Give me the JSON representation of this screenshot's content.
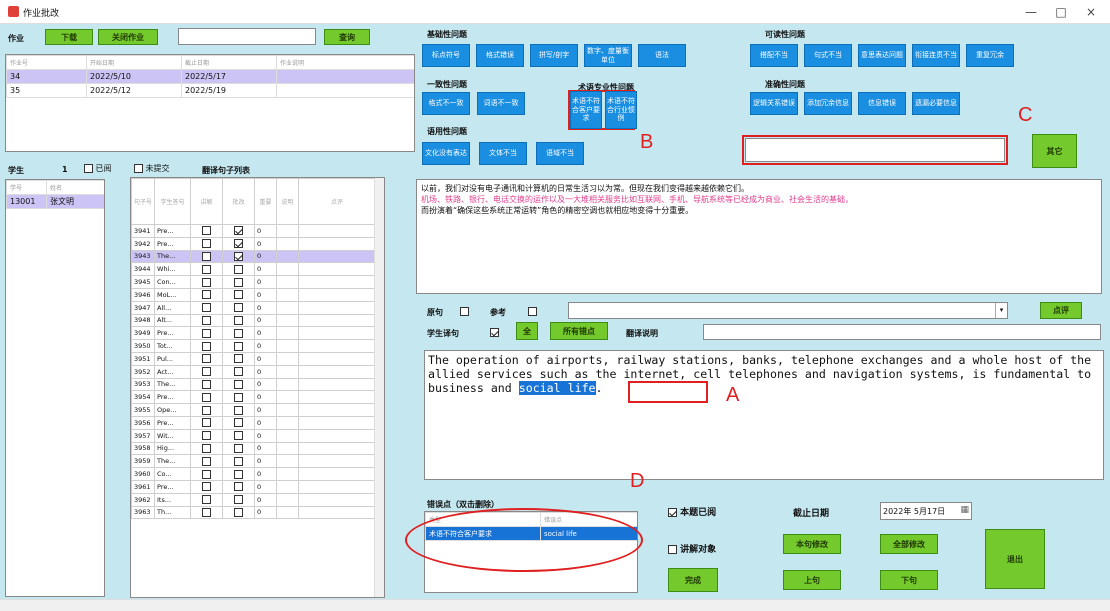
{
  "window": {
    "title": "作业批改",
    "min": "—",
    "max": "□",
    "close": "×"
  },
  "top": {
    "hw_label": "作业",
    "download": "下载",
    "close_hw": "关闭作业",
    "query": "查询"
  },
  "hw_table": {
    "headers": [
      "作业号",
      "开始日期",
      "截止日期",
      "作业说明"
    ],
    "rows": [
      [
        "34",
        "2022/5/10",
        "2022/5/17",
        ""
      ],
      [
        "35",
        "2022/5/12",
        "2022/5/19",
        ""
      ]
    ]
  },
  "student": {
    "label": "学生",
    "count": "1",
    "viewed": "已阅",
    "unsubmitted": "未提交",
    "list_title": "翻译句子列表",
    "headers": [
      "学号",
      "姓名"
    ],
    "rows": [
      [
        "13001",
        "张文明"
      ]
    ]
  },
  "trans": {
    "headers": [
      "句子号",
      "学生答句",
      "讲解",
      "批改",
      "重要",
      "说明",
      "点评"
    ],
    "rows": [
      {
        "num": "3941",
        "text": "Pre...",
        "jj": false,
        "pg": true,
        "zy": "0"
      },
      {
        "num": "3942",
        "text": "Pre...",
        "jj": false,
        "pg": true,
        "zy": "0"
      },
      {
        "num": "3943",
        "text": "The...",
        "jj": false,
        "pg": true,
        "zy": "0"
      },
      {
        "num": "3944",
        "text": "Whi...",
        "jj": false,
        "pg": false,
        "zy": "0"
      },
      {
        "num": "3945",
        "text": "Con...",
        "jj": false,
        "pg": false,
        "zy": "0"
      },
      {
        "num": "3946",
        "text": "MoL...",
        "jj": false,
        "pg": false,
        "zy": "0"
      },
      {
        "num": "3947",
        "text": "All...",
        "jj": false,
        "pg": false,
        "zy": "0"
      },
      {
        "num": "3948",
        "text": "Alt...",
        "jj": false,
        "pg": false,
        "zy": "0"
      },
      {
        "num": "3949",
        "text": "Pre...",
        "jj": false,
        "pg": false,
        "zy": "0"
      },
      {
        "num": "3950",
        "text": "Tot...",
        "jj": false,
        "pg": false,
        "zy": "0"
      },
      {
        "num": "3951",
        "text": "Pul...",
        "jj": false,
        "pg": false,
        "zy": "0"
      },
      {
        "num": "3952",
        "text": "Act...",
        "jj": false,
        "pg": false,
        "zy": "0"
      },
      {
        "num": "3953",
        "text": "The...",
        "jj": false,
        "pg": false,
        "zy": "0"
      },
      {
        "num": "3954",
        "text": "Pre...",
        "jj": false,
        "pg": false,
        "zy": "0"
      },
      {
        "num": "3955",
        "text": "Ope...",
        "jj": false,
        "pg": false,
        "zy": "0"
      },
      {
        "num": "3956",
        "text": "Pre...",
        "jj": false,
        "pg": false,
        "zy": "0"
      },
      {
        "num": "3957",
        "text": "Wit...",
        "jj": false,
        "pg": false,
        "zy": "0"
      },
      {
        "num": "3958",
        "text": "Hig...",
        "jj": false,
        "pg": false,
        "zy": "0"
      },
      {
        "num": "3959",
        "text": "The...",
        "jj": false,
        "pg": false,
        "zy": "0"
      },
      {
        "num": "3960",
        "text": "Co...",
        "jj": false,
        "pg": false,
        "zy": "0"
      },
      {
        "num": "3961",
        "text": "Pre...",
        "jj": false,
        "pg": false,
        "zy": "0"
      },
      {
        "num": "3962",
        "text": "Its...",
        "jj": false,
        "pg": false,
        "zy": "0"
      },
      {
        "num": "3963",
        "text": "Th...",
        "jj": false,
        "pg": false,
        "zy": "0"
      }
    ]
  },
  "errors": {
    "basic": {
      "title": "基础性问题",
      "buttons": [
        "标点符号",
        "格式错误",
        "拼写/剖字",
        "数字、度量衡单位",
        "语法"
      ]
    },
    "readability": {
      "title": "可读性问题",
      "buttons": [
        "搭配不当",
        "句式不当",
        "意思表达问题",
        "衔接连贯不当",
        "重复冗余"
      ]
    },
    "consistency": {
      "title": "一致性问题",
      "buttons": [
        "格式不一致",
        "词语不一致"
      ]
    },
    "term": {
      "title": "术语专业性问题",
      "buttons": [
        "术语不符合客户要求",
        "术语不符合行业惯例"
      ]
    },
    "accuracy": {
      "title": "准确性问题",
      "buttons": [
        "逻辑关系错误",
        "添加冗余信息",
        "信息错误",
        "遗漏必要信息"
      ]
    },
    "usage": {
      "title": "语用性问题",
      "buttons": [
        "文化没有表达",
        "文体不当",
        "语域不当"
      ]
    },
    "other_btn": "其它"
  },
  "source_text": {
    "line1": "以前，我们对没有电子通讯和计算机的日常生活习以为常。但现在我们变得越来越依赖它们。",
    "line2": "机场、铁路、银行、电话交换的运作以及一大堆相关服务比如互联网、手机、导航系统等已经成为商业、社会生活的基础，",
    "line3": "而扮演着“确保这些系统正常运转”角色的精密空调也就相应地变得十分重要。"
  },
  "mid": {
    "original": "原句",
    "reference": "参考",
    "review": "点评",
    "student_trans": "学生译句",
    "all": "全",
    "all_errors": "所有错点",
    "trans_note": "翻译说明"
  },
  "student_text": {
    "before": "The operation of airports, railway stations, banks, telephone exchanges and a whole host of the allied services such as the internet, cell telephones and navigation systems, is fundamental to business and ",
    "highlight": "social life",
    "after": "."
  },
  "err_points": {
    "title": "错误点（双击删除）",
    "headers": [
      "类型",
      "错误点"
    ],
    "rows": [
      [
        "术语不符合客户要求",
        "social life"
      ]
    ]
  },
  "bottom": {
    "viewed": "本题已阅",
    "explain_obj": "讲解对象",
    "deadline": "截止日期",
    "date": "2022年 5月17日",
    "this_modify": "本句修改",
    "all_modify": "全部修改",
    "done": "完成",
    "prev": "上句",
    "next": "下句",
    "exit": "退出"
  },
  "annotations": {
    "a": "A",
    "b": "B",
    "c": "C",
    "d": "D"
  }
}
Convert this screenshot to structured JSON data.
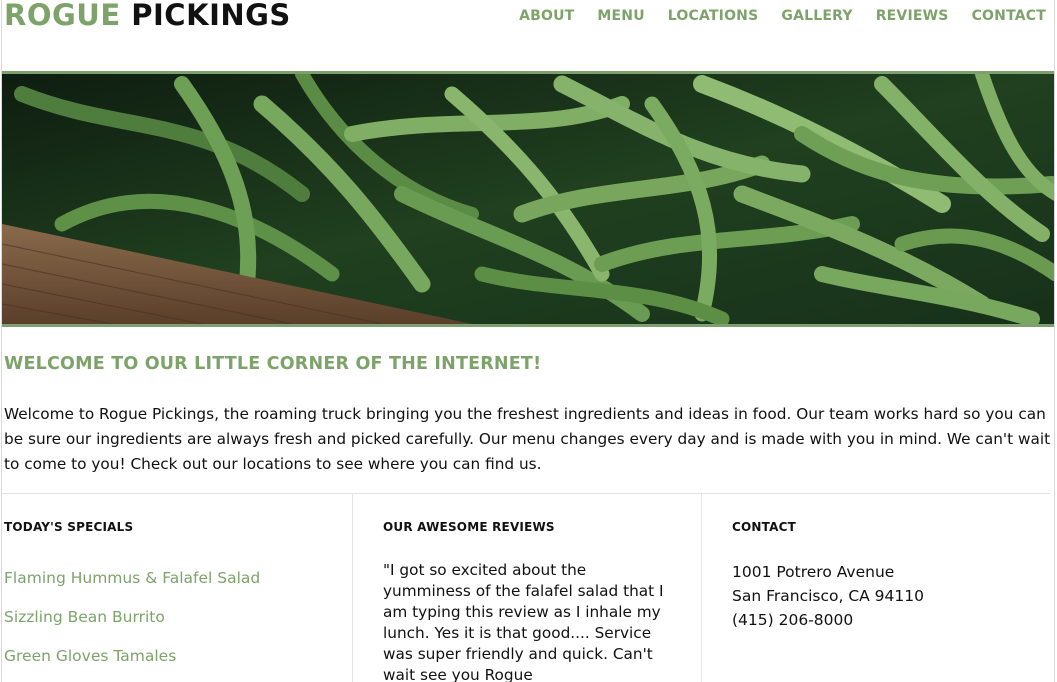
{
  "brand": {
    "part1": "ROGUE",
    "part2": "PICKINGS"
  },
  "nav": {
    "items": [
      "ABOUT",
      "MENU",
      "LOCATIONS",
      "GALLERY",
      "REVIEWS",
      "CONTACT"
    ]
  },
  "hero": {
    "image": "green-beans-photo"
  },
  "welcome": {
    "title": "WELCOME TO OUR LITTLE CORNER OF THE INTERNET!",
    "body": "Welcome to Rogue Pickings, the roaming truck bringing you the freshest ingredients and ideas in food. Our team works hard so you can be sure our ingredients are always fresh and picked carefully. Our menu changes every day and is made with you in mind. We can't wait to come to you! Check out our locations to see where you can find us."
  },
  "specials": {
    "title": "TODAY'S SPECIALS",
    "items": [
      "Flaming Hummus & Falafel Salad",
      "Sizzling Bean Burrito",
      "Green Gloves Tamales"
    ]
  },
  "reviews": {
    "title": "OUR AWESOME REVIEWS",
    "text": "\"I got so excited about the yumminess of the falafel salad that I am typing this review as I inhale my lunch. Yes it is that good.... Service was super friendly and quick. Can't wait see you Rogue"
  },
  "contact": {
    "title": "CONTACT",
    "address1": "1001 Potrero Avenue",
    "address2": "San Francisco, CA 94110",
    "phone": "(415) 206-8000"
  },
  "colors": {
    "accent": "#7da36a",
    "text": "#111111",
    "border": "#7ea06e"
  }
}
■ ■ ■ ■
Goal: Give all the lines above again, character for character, without pictures.

Solution to this problem:
Give me the JSON representation of this screenshot's content.
{
  "window": {
    "title": "作业批改",
    "min": "—",
    "max": "□",
    "close": "×"
  },
  "top": {
    "hw_label": "作业",
    "download": "下载",
    "close_hw": "关闭作业",
    "query": "查询"
  },
  "hw_table": {
    "headers": [
      "作业号",
      "开始日期",
      "截止日期",
      "作业说明"
    ],
    "rows": [
      [
        "34",
        "2022/5/10",
        "2022/5/17",
        ""
      ],
      [
        "35",
        "2022/5/12",
        "2022/5/19",
        ""
      ]
    ]
  },
  "student": {
    "label": "学生",
    "count": "1",
    "viewed": "已阅",
    "unsubmitted": "未提交",
    "list_title": "翻译句子列表",
    "headers": [
      "学号",
      "姓名"
    ],
    "rows": [
      [
        "13001",
        "张文明"
      ]
    ]
  },
  "trans": {
    "headers": [
      "句子号",
      "学生答句",
      "讲解",
      "批改",
      "重要",
      "说明",
      "点评"
    ],
    "rows": [
      {
        "num": "3941",
        "text": "Pre...",
        "jj": false,
        "pg": true,
        "zy": "0"
      },
      {
        "num": "3942",
        "text": "Pre...",
        "jj": false,
        "pg": true,
        "zy": "0"
      },
      {
        "num": "3943",
        "text": "The...",
        "jj": false,
        "pg": true,
        "zy": "0"
      },
      {
        "num": "3944",
        "text": "Whi...",
        "jj": false,
        "pg": false,
        "zy": "0"
      },
      {
        "num": "3945",
        "text": "Con...",
        "jj": false,
        "pg": false,
        "zy": "0"
      },
      {
        "num": "3946",
        "text": "MoL...",
        "jj": false,
        "pg": false,
        "zy": "0"
      },
      {
        "num": "3947",
        "text": "All...",
        "jj": false,
        "pg": false,
        "zy": "0"
      },
      {
        "num": "3948",
        "text": "Alt...",
        "jj": false,
        "pg": false,
        "zy": "0"
      },
      {
        "num": "3949",
        "text": "Pre...",
        "jj": false,
        "pg": false,
        "zy": "0"
      },
      {
        "num": "3950",
        "text": "Tot...",
        "jj": false,
        "pg": false,
        "zy": "0"
      },
      {
        "num": "3951",
        "text": "Pul...",
        "jj": false,
        "pg": false,
        "zy": "0"
      },
      {
        "num": "3952",
        "text": "Act...",
        "jj": false,
        "pg": false,
        "zy": "0"
      },
      {
        "num": "3953",
        "text": "The...",
        "jj": false,
        "pg": false,
        "zy": "0"
      },
      {
        "num": "3954",
        "text": "Pre...",
        "jj": false,
        "pg": false,
        "zy": "0"
      },
      {
        "num": "3955",
        "text": "Ope...",
        "jj": false,
        "pg": false,
        "zy": "0"
      },
      {
        "num": "3956",
        "text": "Pre...",
        "jj": false,
        "pg": false,
        "zy": "0"
      },
      {
        "num": "3957",
        "text": "Wit...",
        "jj": false,
        "pg": false,
        "zy": "0"
      },
      {
        "num": "3958",
        "text": "Hig...",
        "jj": false,
        "pg": false,
        "zy": "0"
      },
      {
        "num": "3959",
        "text": "The...",
        "jj": false,
        "pg": false,
        "zy": "0"
      },
      {
        "num": "3960",
        "text": "Co...",
        "jj": false,
        "pg": false,
        "zy": "0"
      },
      {
        "num": "3961",
        "text": "Pre...",
        "jj": false,
        "pg": false,
        "zy": "0"
      },
      {
        "num": "3962",
        "text": "Its...",
        "jj": false,
        "pg": false,
        "zy": "0"
      },
      {
        "num": "3963",
        "text": "Th...",
        "jj": false,
        "pg": false,
        "zy": "0"
      }
    ]
  },
  "errors": {
    "basic": {
      "title": "基础性问题",
      "buttons": [
        "标点符号",
        "格式错误",
        "拼写/剖字",
        "数字、度量衡单位",
        "语法"
      ]
    },
    "readability": {
      "title": "可读性问题",
      "buttons": [
        "搭配不当",
        "句式不当",
        "意思表达问题",
        "衔接连贯不当",
        "重复冗余"
      ]
    },
    "consistency": {
      "title": "一致性问题",
      "buttons": [
        "格式不一致",
        "词语不一致"
      ]
    },
    "term": {
      "title": "术语专业性问题",
      "buttons": [
        "术语不符合客户要求",
        "术语不符合行业惯例"
      ]
    },
    "accuracy": {
      "title": "准确性问题",
      "buttons": [
        "逻辑关系错误",
        "添加冗余信息",
        "信息错误",
        "遗漏必要信息"
      ]
    },
    "usage": {
      "title": "语用性问题",
      "buttons": [
        "文化没有表达",
        "文体不当",
        "语域不当"
      ]
    },
    "other_btn": "其它"
  },
  "source_text": {
    "line1": "以前，我们对没有电子通讯和计算机的日常生活习以为常。但现在我们变得越来越依赖它们。",
    "line2": "机场、铁路、银行、电话交换的运作以及一大堆相关服务比如互联网、手机、导航系统等已经成为商业、社会生活的基础，",
    "line3": "而扮演着“确保这些系统正常运转”角色的精密空调也就相应地变得十分重要。"
  },
  "mid": {
    "original": "原句",
    "reference": "参考",
    "review": "点评",
    "student_trans": "学生译句",
    "all": "全",
    "all_errors": "所有错点",
    "trans_note": "翻译说明"
  },
  "student_text": {
    "before": "The operation of airports, railway stations, banks, telephone exchanges and a whole host of the allied services such as the internet, cell telephones and navigation systems, is fundamental to business and ",
    "highlight": "social life",
    "after": "."
  },
  "err_points": {
    "title": "错误点（双击删除）",
    "headers": [
      "类型",
      "错误点"
    ],
    "rows": [
      [
        "术语不符合客户要求",
        "social life"
      ]
    ]
  },
  "bottom": {
    "viewed": "本题已阅",
    "explain_obj": "讲解对象",
    "deadline": "截止日期",
    "date": "2022年 5月17日",
    "this_modify": "本句修改",
    "all_modify": "全部修改",
    "done": "完成",
    "prev": "上句",
    "next": "下句",
    "exit": "退出"
  },
  "annotations": {
    "a": "A",
    "b": "B",
    "c": "C",
    "d": "D"
  }
}
Convert this screenshot to structured JSON data.
{
  "brand": {
    "part1": "ROGUE",
    "part2": "PICKINGS"
  },
  "nav": {
    "items": [
      "ABOUT",
      "MENU",
      "LOCATIONS",
      "GALLERY",
      "REVIEWS",
      "CONTACT"
    ]
  },
  "hero": {
    "image": "green-beans-photo"
  },
  "welcome": {
    "title": "WELCOME TO OUR LITTLE CORNER OF THE INTERNET!",
    "body": "Welcome to Rogue Pickings, the roaming truck bringing you the freshest ingredients and ideas in food. Our team works hard so you can be sure our ingredients are always fresh and picked carefully. Our menu changes every day and is made with you in mind. We can't wait to come to you! Check out our locations to see where you can find us."
  },
  "specials": {
    "title": "TODAY'S SPECIALS",
    "items": [
      "Flaming Hummus & Falafel Salad",
      "Sizzling Bean Burrito",
      "Green Gloves Tamales"
    ]
  },
  "reviews": {
    "title": "OUR AWESOME REVIEWS",
    "text": "\"I got so excited about the yumminess of the falafel salad that I am typing this review as I inhale my lunch. Yes it is that good.... Service was super friendly and quick. Can't wait see you Rogue"
  },
  "contact": {
    "title": "CONTACT",
    "address1": "1001 Potrero Avenue",
    "address2": "San Francisco, CA 94110",
    "phone": "(415) 206-8000"
  },
  "colors": {
    "accent": "#7da36a",
    "text": "#111111",
    "border": "#7ea06e"
  }
}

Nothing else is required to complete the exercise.